TASK PROMPT
Scan the following material for the string "Sobre" and copy each line in which it appears.

(Collected data entries)

################

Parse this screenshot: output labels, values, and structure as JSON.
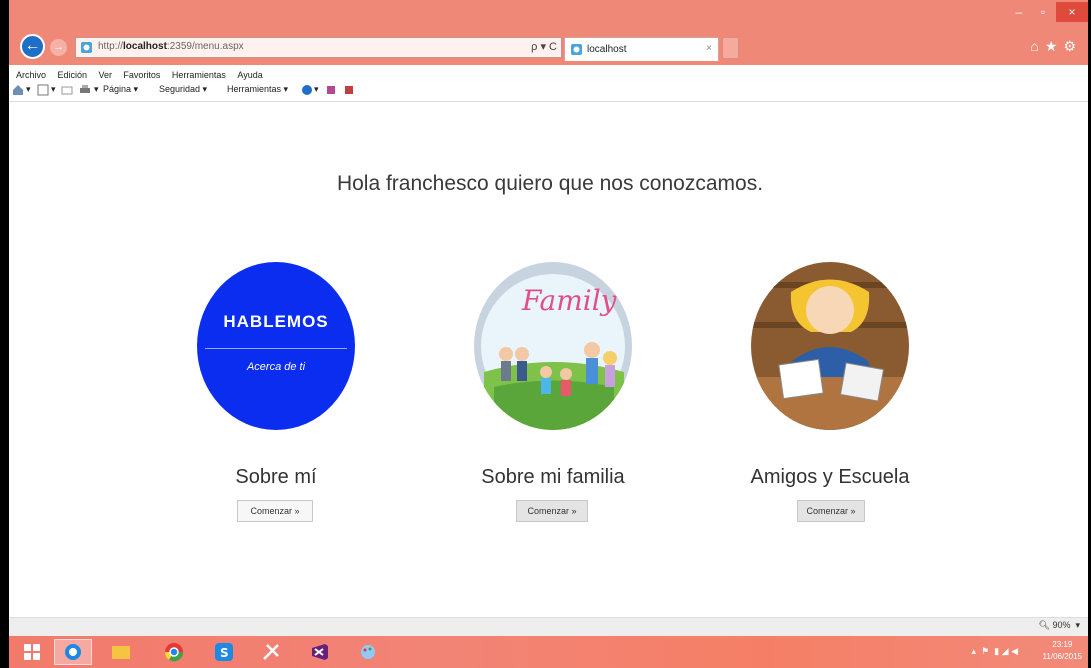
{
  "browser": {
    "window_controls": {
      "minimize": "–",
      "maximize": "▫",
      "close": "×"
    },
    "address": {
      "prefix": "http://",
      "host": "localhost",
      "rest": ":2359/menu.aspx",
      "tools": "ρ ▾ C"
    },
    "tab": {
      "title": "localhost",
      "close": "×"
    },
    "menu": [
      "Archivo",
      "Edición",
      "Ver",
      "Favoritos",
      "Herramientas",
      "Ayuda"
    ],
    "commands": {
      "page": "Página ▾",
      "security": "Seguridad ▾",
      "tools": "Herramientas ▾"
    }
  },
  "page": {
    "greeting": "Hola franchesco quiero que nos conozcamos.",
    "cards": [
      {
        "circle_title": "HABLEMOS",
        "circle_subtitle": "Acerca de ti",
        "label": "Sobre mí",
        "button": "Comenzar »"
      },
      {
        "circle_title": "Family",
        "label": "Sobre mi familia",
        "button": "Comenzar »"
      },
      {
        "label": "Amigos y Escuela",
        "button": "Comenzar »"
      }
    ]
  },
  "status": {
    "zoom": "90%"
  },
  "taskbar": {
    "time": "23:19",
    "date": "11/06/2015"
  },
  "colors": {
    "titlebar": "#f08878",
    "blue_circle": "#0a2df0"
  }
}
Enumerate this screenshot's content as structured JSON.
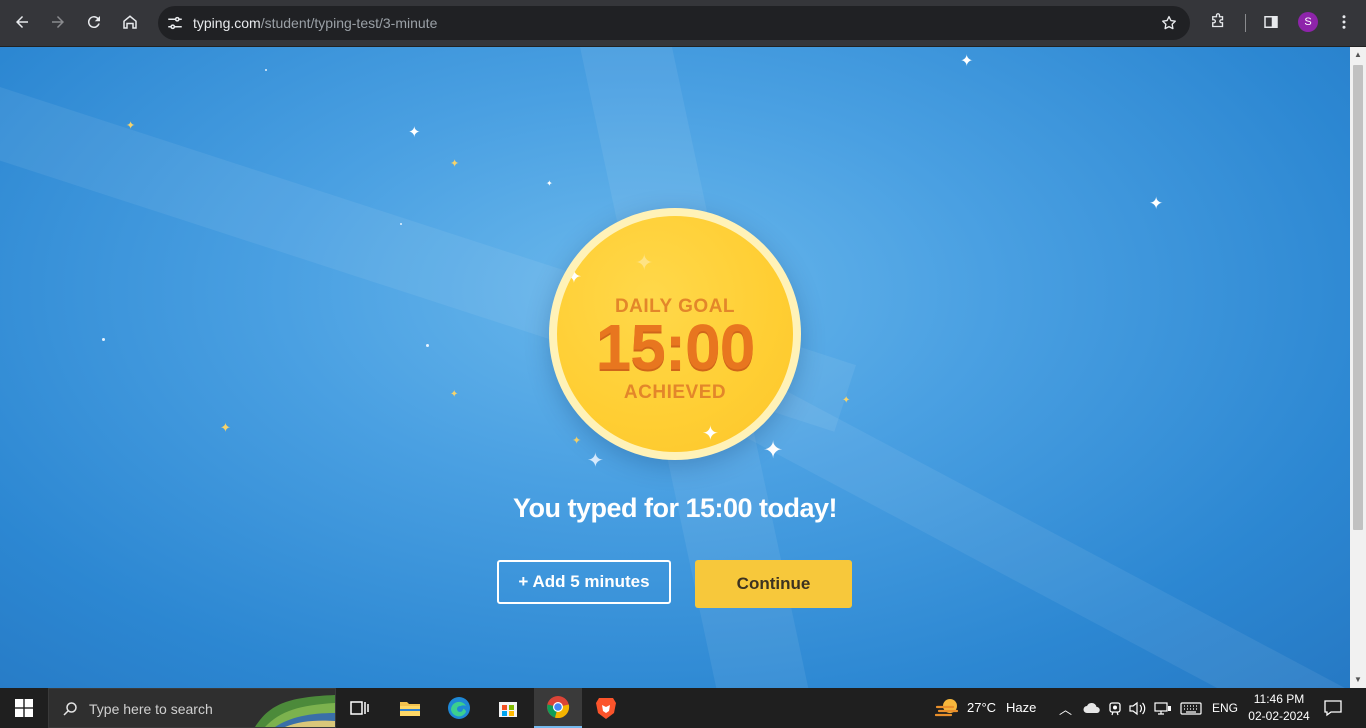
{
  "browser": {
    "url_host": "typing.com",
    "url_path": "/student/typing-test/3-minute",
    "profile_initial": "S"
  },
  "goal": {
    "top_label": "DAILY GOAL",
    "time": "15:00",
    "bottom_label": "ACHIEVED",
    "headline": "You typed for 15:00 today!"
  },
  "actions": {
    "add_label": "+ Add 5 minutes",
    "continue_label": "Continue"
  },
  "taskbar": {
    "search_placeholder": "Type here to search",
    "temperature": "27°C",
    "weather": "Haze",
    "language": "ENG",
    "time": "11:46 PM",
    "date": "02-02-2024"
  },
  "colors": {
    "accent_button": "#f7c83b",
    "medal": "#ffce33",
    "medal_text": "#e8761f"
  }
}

################

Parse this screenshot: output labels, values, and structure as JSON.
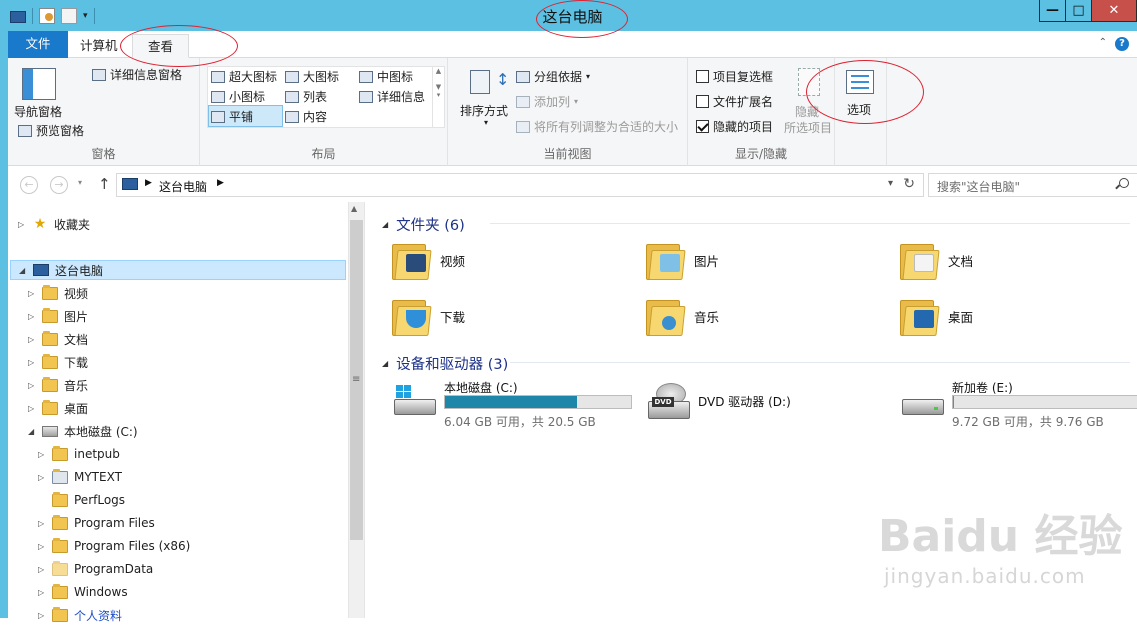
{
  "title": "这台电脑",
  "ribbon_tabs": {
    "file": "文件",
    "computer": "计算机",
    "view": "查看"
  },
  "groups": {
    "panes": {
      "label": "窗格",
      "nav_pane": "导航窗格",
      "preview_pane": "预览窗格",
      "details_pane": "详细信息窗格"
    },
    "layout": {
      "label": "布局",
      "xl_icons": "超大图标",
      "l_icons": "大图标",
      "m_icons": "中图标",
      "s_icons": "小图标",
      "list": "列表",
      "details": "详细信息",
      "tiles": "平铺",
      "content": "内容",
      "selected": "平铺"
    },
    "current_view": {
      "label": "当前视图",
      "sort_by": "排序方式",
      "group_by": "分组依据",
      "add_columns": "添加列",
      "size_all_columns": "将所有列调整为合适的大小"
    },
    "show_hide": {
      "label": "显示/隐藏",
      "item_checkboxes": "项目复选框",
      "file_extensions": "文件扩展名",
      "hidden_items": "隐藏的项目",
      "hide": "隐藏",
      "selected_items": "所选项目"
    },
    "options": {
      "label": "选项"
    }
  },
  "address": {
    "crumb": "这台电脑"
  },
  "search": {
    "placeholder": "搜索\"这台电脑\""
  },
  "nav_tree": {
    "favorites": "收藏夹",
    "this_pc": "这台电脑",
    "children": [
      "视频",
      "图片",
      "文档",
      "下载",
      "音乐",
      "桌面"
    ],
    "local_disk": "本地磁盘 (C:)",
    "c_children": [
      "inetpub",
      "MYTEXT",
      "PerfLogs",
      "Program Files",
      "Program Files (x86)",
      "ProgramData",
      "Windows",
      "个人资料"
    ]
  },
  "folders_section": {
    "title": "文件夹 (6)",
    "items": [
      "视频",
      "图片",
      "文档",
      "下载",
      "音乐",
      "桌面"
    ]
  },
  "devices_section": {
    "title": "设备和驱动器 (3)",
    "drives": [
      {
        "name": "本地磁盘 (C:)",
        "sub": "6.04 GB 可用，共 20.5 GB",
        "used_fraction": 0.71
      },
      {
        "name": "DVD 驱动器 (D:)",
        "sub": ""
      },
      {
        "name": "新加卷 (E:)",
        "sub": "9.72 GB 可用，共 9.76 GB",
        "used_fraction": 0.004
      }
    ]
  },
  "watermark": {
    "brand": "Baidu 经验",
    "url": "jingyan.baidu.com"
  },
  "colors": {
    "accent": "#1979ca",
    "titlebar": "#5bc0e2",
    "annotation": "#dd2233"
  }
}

################

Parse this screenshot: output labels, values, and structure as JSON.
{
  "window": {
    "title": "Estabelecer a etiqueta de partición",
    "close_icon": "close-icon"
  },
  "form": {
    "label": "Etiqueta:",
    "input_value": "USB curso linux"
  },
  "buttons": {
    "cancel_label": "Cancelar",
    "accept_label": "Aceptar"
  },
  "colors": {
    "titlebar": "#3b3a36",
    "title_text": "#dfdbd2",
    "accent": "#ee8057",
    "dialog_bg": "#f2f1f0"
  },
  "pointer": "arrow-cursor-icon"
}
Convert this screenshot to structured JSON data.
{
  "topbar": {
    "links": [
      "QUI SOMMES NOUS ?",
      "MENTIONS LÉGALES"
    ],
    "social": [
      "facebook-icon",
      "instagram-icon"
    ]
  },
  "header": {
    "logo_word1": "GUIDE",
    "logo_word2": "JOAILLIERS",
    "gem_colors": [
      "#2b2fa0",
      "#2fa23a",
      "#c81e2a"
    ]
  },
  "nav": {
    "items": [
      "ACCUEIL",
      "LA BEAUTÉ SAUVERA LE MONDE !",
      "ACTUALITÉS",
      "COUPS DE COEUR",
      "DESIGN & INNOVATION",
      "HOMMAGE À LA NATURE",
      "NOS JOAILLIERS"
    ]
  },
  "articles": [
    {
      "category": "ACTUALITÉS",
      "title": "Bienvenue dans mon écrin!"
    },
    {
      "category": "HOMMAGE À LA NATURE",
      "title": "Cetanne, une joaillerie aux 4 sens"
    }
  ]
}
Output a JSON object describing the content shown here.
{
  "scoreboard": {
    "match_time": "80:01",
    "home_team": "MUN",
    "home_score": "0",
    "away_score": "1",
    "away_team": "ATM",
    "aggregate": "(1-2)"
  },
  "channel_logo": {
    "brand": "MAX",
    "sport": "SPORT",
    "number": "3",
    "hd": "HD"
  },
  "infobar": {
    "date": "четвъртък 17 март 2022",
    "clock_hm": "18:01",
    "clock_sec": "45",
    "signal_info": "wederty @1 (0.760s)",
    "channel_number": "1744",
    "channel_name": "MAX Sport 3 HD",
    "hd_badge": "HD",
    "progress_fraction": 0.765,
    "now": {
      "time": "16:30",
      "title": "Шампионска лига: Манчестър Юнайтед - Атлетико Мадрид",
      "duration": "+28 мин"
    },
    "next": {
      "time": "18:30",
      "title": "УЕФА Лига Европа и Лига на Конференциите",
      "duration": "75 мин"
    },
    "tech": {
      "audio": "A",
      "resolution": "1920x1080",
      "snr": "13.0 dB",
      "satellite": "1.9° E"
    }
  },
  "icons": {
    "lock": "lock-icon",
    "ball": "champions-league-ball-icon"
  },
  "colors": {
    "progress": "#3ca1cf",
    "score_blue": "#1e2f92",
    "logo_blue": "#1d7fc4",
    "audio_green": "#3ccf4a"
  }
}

################

RESPONSE FOR THIS EXERCISE
        "label": "Sobre mí",
        "label": "Sobre mi familia",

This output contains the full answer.